(Dataset listings of figures)
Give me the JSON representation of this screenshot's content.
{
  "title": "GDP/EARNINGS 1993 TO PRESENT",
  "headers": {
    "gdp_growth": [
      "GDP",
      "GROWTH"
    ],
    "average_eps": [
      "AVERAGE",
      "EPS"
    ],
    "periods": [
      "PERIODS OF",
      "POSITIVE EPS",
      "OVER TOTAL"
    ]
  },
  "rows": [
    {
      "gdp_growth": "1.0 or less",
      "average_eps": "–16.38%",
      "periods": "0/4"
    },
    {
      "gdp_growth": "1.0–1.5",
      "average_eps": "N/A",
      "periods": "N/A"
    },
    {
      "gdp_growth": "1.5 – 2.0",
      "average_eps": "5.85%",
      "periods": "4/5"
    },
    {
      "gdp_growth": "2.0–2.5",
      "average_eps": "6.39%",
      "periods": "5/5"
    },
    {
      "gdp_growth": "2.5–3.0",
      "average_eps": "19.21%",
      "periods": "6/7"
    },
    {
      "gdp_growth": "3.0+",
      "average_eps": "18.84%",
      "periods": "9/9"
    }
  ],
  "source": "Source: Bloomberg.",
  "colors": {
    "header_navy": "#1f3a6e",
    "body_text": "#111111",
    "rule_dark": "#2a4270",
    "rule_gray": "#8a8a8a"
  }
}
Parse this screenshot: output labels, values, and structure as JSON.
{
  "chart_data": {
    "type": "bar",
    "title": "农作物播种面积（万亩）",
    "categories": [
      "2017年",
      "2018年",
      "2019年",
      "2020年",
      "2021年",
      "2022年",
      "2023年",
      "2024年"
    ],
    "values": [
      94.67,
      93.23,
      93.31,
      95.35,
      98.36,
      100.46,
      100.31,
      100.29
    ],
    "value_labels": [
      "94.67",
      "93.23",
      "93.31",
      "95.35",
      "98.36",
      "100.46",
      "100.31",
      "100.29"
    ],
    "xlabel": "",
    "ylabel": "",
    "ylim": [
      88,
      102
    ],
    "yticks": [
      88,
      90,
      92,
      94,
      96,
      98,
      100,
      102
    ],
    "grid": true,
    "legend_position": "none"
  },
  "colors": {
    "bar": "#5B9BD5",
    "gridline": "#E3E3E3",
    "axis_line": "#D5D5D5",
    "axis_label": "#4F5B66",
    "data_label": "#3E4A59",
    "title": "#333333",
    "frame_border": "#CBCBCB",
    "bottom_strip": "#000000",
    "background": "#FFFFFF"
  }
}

## Short exercise
All of the entries need to be reproduced exactly; please write them out.

## Solution for this problem
Give me the JSON representation of this screenshot's content.
{
  "title": "GDP/EARNINGS 1993 TO PRESENT",
  "headers": {
    "gdp_growth": [
      "GDP",
      "GROWTH"
    ],
    "average_eps": [
      "AVERAGE",
      "EPS"
    ],
    "periods": [
      "PERIODS OF",
      "POSITIVE EPS",
      "OVER TOTAL"
    ]
  },
  "rows": [
    {
      "gdp_growth": "1.0 or less",
      "average_eps": "–16.38%",
      "periods": "0/4"
    },
    {
      "gdp_growth": "1.0–1.5",
      "average_eps": "N/A",
      "periods": "N/A"
    },
    {
      "gdp_growth": "1.5 – 2.0",
      "average_eps": "5.85%",
      "periods": "4/5"
    },
    {
      "gdp_growth": "2.0–2.5",
      "average_eps": "6.39%",
      "periods": "5/5"
    },
    {
      "gdp_growth": "2.5–3.0",
      "average_eps": "19.21%",
      "periods": "6/7"
    },
    {
      "gdp_growth": "3.0+",
      "average_eps": "18.84%",
      "periods": "9/9"
    }
  ],
  "source": "Source: Bloomberg.",
  "colors": {
    "header_navy": "#1f3a6e",
    "body_text": "#111111",
    "rule_dark": "#2a4270",
    "rule_gray": "#8a8a8a"
  }
}
Parse this screenshot: output labels, values, and structure as JSON.
{
  "chart_data": {
    "type": "bar",
    "title": "农作物播种面积（万亩）",
    "categories": [
      "2017年",
      "2018年",
      "2019年",
      "2020年",
      "2021年",
      "2022年",
      "2023年",
      "2024年"
    ],
    "values": [
      94.67,
      93.23,
      93.31,
      95.35,
      98.36,
      100.46,
      100.31,
      100.29
    ],
    "value_labels": [
      "94.67",
      "93.23",
      "93.31",
      "95.35",
      "98.36",
      "100.46",
      "100.31",
      "100.29"
    ],
    "xlabel": "",
    "ylabel": "",
    "ylim": [
      88,
      102
    ],
    "yticks": [
      88,
      90,
      92,
      94,
      96,
      98,
      100,
      102
    ],
    "grid": true,
    "legend_position": "none"
  },
  "colors": {
    "bar": "#5B9BD5",
    "gridline": "#E3E3E3",
    "axis_line": "#D5D5D5",
    "axis_label": "#4F5B66",
    "data_label": "#3E4A59",
    "title": "#333333",
    "frame_border": "#CBCBCB",
    "bottom_strip": "#000000",
    "background": "#FFFFFF"
  }
}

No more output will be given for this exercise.